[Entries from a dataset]
## START

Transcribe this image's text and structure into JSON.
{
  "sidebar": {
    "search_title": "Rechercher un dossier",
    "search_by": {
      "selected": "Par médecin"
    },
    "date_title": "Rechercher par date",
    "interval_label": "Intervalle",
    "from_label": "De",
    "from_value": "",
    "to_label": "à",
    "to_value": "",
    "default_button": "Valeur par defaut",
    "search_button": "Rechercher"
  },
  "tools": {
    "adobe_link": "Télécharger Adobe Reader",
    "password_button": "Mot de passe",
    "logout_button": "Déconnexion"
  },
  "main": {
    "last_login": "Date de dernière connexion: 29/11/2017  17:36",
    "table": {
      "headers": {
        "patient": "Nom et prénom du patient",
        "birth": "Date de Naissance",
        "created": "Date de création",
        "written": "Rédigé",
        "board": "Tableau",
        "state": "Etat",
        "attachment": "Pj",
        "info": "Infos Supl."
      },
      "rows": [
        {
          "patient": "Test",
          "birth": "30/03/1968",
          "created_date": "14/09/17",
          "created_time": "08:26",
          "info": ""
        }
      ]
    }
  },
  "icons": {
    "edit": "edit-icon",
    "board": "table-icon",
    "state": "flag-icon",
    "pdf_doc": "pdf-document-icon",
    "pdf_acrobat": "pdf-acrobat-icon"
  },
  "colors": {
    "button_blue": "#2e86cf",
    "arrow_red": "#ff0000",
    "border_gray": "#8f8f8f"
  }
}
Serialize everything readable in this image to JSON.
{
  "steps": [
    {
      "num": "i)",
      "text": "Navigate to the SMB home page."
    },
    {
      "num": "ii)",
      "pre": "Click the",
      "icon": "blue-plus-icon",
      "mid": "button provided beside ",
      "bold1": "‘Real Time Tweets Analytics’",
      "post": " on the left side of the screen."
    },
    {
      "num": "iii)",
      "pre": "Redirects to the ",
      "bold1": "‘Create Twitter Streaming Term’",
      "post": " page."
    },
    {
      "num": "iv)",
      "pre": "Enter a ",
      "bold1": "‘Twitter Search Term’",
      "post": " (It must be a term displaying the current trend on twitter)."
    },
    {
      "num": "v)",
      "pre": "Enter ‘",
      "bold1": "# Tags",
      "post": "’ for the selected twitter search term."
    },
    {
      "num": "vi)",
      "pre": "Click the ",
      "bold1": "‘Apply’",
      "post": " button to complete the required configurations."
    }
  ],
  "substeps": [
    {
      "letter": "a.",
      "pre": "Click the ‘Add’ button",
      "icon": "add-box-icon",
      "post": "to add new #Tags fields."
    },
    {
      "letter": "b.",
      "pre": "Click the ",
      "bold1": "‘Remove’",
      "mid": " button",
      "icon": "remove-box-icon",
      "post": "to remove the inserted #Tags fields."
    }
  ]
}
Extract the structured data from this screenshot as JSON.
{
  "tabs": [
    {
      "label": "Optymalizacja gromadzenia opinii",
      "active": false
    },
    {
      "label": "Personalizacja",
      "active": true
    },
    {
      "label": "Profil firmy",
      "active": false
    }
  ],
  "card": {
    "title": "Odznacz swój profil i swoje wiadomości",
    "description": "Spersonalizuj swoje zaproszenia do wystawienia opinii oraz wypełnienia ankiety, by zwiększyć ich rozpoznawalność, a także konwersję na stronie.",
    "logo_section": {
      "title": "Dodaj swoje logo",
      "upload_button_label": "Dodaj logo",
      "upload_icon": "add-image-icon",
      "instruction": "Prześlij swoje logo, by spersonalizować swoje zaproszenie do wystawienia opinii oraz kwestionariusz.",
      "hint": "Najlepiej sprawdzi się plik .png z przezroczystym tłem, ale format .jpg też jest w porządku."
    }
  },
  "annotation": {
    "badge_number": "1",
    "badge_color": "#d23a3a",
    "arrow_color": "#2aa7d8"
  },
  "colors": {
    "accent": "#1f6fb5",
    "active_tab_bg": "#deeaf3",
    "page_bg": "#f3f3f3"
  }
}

## END

PROBLEM DETAILS:
Locate the word "Tags" in the data above. Copy every line carrying it.

ANSWER BELOW:
      "bold1": "# Tags",
      "post": "to add new #Tags fields."
      "post": "to remove the inserted #Tags fields."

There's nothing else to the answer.